▶ Required work: Collect each line of the records containing the string "this".
═══ Available data
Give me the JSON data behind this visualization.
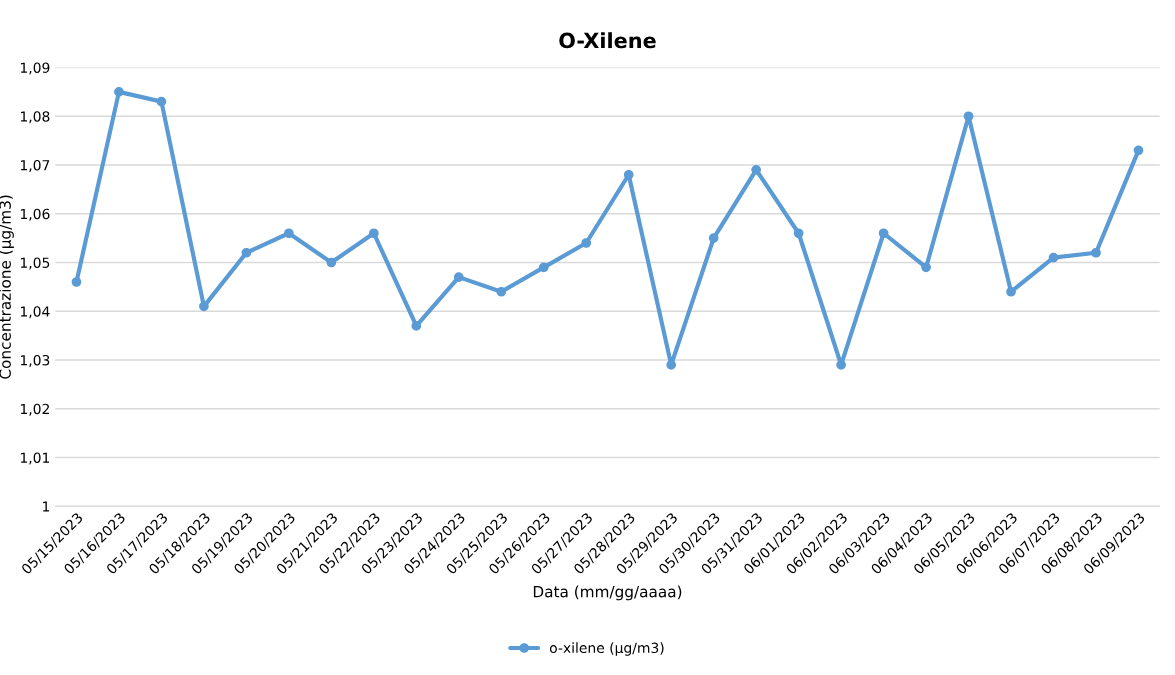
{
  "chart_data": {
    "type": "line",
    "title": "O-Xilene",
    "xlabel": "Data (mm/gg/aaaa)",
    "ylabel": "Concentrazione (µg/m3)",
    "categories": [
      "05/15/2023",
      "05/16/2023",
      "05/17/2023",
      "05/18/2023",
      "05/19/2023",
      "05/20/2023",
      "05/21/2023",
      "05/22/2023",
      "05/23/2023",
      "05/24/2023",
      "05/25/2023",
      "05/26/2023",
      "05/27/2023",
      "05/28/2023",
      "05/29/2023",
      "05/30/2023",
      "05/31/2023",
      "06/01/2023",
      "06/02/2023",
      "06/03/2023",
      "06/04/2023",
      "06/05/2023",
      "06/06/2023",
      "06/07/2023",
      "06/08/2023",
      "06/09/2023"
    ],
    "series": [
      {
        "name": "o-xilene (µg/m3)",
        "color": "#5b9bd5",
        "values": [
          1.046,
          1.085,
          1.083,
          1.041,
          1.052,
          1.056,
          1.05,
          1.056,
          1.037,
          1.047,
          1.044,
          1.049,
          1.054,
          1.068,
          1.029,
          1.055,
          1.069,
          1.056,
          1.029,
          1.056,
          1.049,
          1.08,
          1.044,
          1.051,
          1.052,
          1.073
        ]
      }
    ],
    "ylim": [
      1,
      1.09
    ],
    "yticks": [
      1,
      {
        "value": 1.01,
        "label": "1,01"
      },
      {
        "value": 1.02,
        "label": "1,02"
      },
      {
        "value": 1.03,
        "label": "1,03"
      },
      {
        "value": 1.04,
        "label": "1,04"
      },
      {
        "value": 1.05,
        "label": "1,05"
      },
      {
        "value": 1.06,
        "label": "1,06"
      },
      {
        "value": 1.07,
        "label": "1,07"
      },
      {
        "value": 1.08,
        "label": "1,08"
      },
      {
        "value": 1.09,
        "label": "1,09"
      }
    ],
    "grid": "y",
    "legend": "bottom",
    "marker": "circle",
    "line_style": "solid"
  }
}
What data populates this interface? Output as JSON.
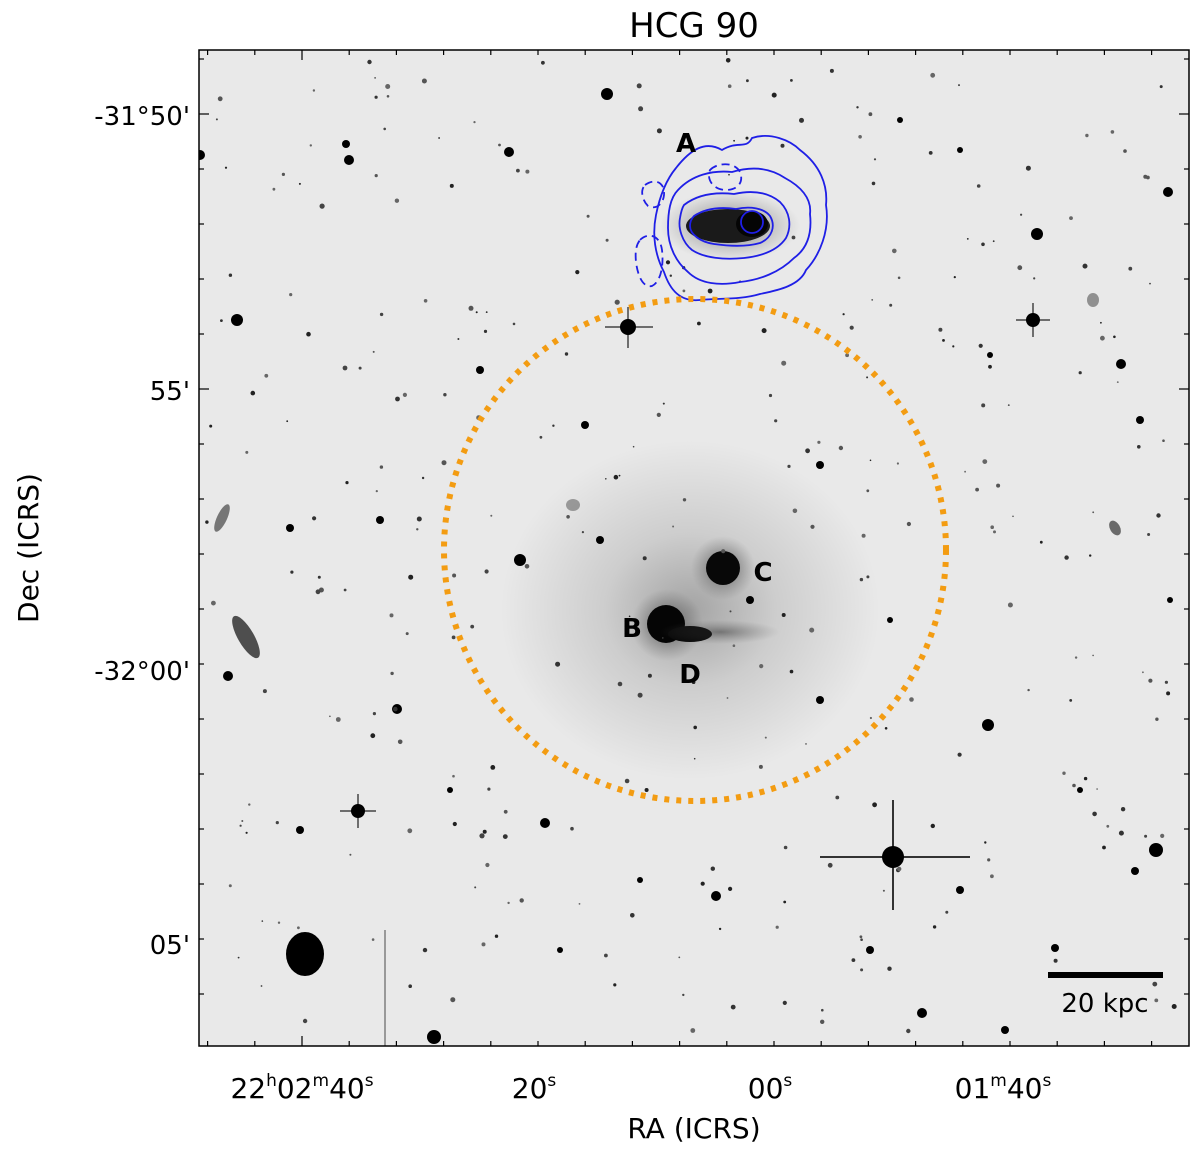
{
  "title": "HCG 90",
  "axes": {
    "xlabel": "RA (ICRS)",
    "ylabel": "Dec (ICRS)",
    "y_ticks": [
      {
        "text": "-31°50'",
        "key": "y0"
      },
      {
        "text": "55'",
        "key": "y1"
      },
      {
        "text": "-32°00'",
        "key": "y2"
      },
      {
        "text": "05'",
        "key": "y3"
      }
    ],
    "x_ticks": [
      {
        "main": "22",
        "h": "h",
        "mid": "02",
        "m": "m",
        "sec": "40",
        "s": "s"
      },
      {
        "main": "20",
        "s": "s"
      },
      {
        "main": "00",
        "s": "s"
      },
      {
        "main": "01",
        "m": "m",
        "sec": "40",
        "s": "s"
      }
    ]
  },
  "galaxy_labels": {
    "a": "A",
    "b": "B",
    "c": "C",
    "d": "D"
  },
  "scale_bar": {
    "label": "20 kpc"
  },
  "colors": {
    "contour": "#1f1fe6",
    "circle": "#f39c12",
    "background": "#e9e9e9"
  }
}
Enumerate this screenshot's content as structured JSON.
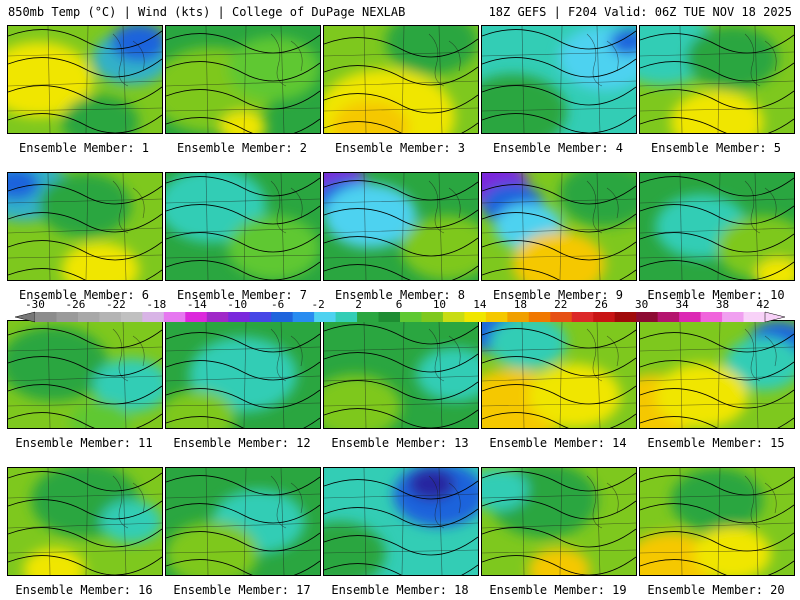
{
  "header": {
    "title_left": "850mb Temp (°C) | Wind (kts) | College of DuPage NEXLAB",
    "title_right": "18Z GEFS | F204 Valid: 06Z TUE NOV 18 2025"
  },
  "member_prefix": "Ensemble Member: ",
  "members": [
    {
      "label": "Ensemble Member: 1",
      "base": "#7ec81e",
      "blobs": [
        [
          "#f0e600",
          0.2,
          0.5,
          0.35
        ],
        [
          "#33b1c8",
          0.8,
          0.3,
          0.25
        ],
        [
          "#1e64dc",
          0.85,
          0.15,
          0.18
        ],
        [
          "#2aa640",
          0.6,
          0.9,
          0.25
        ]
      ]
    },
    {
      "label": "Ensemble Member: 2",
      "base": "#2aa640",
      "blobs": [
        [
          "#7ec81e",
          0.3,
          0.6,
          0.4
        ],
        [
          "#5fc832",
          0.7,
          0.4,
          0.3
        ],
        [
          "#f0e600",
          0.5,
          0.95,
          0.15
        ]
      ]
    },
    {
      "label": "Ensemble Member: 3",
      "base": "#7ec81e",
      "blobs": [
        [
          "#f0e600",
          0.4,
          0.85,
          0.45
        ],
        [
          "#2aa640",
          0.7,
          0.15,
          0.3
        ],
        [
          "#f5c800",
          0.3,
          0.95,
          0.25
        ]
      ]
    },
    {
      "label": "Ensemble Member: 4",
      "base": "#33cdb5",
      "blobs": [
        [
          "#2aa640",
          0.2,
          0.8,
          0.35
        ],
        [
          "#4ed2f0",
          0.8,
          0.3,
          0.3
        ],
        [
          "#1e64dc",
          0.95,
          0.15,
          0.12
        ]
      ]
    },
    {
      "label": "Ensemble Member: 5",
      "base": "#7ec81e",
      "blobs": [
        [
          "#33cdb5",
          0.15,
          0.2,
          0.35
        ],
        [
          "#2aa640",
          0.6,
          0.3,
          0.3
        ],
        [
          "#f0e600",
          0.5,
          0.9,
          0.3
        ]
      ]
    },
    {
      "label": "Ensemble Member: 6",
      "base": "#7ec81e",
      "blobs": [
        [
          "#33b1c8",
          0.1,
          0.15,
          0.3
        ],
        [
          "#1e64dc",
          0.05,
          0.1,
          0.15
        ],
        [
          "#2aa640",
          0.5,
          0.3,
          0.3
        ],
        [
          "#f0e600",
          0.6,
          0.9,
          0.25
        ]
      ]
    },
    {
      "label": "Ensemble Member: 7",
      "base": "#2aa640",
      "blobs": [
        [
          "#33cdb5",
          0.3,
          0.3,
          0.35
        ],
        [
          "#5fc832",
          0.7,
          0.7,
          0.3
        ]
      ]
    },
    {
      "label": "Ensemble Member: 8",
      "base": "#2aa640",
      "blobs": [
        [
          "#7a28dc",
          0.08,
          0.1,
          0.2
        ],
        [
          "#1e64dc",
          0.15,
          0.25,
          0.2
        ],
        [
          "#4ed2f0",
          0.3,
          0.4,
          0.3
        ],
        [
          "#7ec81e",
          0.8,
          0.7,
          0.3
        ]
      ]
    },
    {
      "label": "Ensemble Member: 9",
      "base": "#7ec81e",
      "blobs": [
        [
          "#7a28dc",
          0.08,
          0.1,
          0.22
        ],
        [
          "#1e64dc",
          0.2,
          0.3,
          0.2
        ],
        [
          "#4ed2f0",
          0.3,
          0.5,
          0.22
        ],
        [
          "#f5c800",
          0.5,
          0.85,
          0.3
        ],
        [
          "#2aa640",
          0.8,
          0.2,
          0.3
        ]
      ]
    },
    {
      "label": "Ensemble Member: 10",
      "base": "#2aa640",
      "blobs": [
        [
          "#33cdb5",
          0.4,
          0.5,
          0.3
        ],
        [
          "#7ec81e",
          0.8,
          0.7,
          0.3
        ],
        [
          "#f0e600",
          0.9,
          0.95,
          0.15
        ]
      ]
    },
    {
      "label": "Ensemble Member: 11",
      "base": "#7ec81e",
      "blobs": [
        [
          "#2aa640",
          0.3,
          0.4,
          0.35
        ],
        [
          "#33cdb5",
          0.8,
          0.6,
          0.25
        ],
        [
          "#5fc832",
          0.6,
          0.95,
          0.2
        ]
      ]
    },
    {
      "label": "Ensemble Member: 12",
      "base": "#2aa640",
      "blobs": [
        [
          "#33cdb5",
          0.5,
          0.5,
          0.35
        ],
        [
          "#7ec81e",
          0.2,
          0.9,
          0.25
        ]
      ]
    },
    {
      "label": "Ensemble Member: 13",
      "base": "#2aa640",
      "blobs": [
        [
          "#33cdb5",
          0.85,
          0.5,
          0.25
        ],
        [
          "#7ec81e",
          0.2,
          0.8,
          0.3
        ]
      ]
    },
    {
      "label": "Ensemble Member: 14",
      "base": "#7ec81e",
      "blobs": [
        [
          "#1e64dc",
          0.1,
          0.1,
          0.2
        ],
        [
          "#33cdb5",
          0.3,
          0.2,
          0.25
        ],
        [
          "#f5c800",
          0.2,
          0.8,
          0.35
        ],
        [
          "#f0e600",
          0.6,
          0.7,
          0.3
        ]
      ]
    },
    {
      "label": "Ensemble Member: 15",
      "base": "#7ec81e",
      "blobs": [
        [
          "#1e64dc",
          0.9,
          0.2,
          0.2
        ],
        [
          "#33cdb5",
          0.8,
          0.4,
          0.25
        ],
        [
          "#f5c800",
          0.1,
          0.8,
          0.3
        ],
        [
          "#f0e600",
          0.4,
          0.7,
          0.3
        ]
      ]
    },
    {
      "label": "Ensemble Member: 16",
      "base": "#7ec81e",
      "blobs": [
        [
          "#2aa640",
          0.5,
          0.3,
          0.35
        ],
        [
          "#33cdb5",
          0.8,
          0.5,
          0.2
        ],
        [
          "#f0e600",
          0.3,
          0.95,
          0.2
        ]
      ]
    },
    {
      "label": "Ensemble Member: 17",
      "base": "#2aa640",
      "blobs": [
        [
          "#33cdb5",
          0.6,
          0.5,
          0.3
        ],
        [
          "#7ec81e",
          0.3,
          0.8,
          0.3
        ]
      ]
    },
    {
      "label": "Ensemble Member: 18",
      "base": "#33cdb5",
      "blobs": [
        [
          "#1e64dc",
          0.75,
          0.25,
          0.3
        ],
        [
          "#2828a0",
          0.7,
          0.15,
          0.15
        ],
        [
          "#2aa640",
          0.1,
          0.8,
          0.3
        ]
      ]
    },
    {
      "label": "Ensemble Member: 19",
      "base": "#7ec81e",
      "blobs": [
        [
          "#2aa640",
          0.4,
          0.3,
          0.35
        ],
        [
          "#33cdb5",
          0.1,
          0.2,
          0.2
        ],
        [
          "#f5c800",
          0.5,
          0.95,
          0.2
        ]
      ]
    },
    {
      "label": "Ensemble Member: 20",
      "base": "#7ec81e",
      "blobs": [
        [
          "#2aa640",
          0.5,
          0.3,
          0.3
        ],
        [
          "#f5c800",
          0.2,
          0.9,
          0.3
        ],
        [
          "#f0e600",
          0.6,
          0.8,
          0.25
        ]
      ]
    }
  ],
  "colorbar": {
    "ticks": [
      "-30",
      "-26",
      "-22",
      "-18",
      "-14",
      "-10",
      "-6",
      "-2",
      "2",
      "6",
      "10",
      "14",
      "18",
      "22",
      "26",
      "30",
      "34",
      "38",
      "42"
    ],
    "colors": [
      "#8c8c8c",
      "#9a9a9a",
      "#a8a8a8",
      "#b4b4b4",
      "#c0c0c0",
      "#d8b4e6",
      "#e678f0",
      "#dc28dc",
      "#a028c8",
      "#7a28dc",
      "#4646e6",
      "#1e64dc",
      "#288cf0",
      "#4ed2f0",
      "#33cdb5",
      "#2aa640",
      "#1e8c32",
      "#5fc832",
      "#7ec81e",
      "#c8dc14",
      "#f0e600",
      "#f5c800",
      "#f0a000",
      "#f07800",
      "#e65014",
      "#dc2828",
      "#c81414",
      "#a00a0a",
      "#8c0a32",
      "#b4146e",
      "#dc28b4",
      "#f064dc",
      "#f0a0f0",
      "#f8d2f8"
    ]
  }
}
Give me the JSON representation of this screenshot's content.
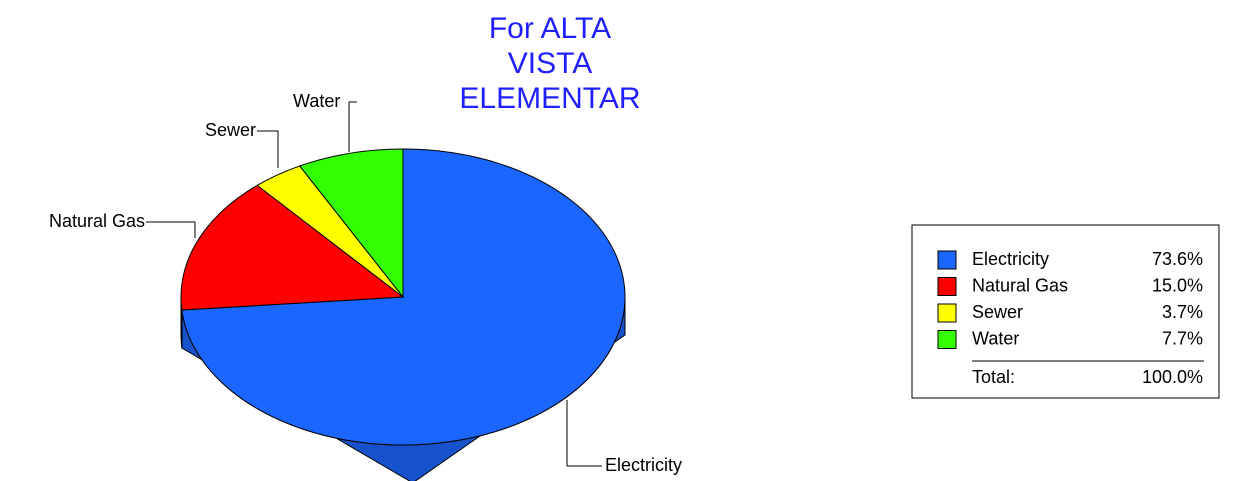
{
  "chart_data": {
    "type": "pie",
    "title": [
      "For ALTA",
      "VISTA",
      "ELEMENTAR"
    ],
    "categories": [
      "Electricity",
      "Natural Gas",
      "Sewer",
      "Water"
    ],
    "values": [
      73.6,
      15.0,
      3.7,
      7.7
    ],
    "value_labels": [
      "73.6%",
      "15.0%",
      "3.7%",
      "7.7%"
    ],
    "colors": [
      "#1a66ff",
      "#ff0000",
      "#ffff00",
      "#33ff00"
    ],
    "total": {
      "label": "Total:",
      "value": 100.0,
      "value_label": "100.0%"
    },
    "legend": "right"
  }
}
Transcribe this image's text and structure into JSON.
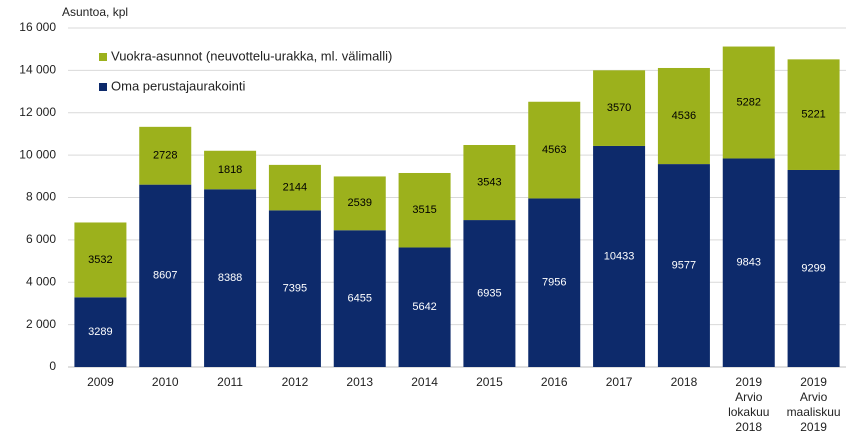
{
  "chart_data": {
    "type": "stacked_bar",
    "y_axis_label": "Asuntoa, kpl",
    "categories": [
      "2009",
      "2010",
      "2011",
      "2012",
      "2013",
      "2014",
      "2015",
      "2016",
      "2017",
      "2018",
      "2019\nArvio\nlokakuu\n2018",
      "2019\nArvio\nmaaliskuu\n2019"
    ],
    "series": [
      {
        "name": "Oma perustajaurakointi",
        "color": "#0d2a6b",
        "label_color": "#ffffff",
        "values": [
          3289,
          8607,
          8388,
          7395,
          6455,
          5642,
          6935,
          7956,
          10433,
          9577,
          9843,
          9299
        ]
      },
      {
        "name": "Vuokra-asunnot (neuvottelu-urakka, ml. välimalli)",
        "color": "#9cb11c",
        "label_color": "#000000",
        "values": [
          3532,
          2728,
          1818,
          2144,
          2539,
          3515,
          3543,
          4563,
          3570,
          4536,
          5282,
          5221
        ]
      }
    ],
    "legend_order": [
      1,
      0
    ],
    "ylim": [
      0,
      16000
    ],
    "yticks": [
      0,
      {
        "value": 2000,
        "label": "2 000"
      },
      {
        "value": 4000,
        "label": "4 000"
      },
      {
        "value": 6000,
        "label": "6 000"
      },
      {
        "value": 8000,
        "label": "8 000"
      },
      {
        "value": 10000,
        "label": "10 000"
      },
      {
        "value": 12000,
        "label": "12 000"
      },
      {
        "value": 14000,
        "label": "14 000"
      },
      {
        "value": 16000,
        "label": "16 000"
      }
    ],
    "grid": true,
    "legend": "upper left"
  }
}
══════
▶ Response to the task:
Give me the JSON data behind this visualization.
What data populates this interface? Output as JSON.
Enumerate this screenshot's content as structured JSON.
Give me the JSON representation of this screenshot's content.
Transcribe this image's text and structure into JSON.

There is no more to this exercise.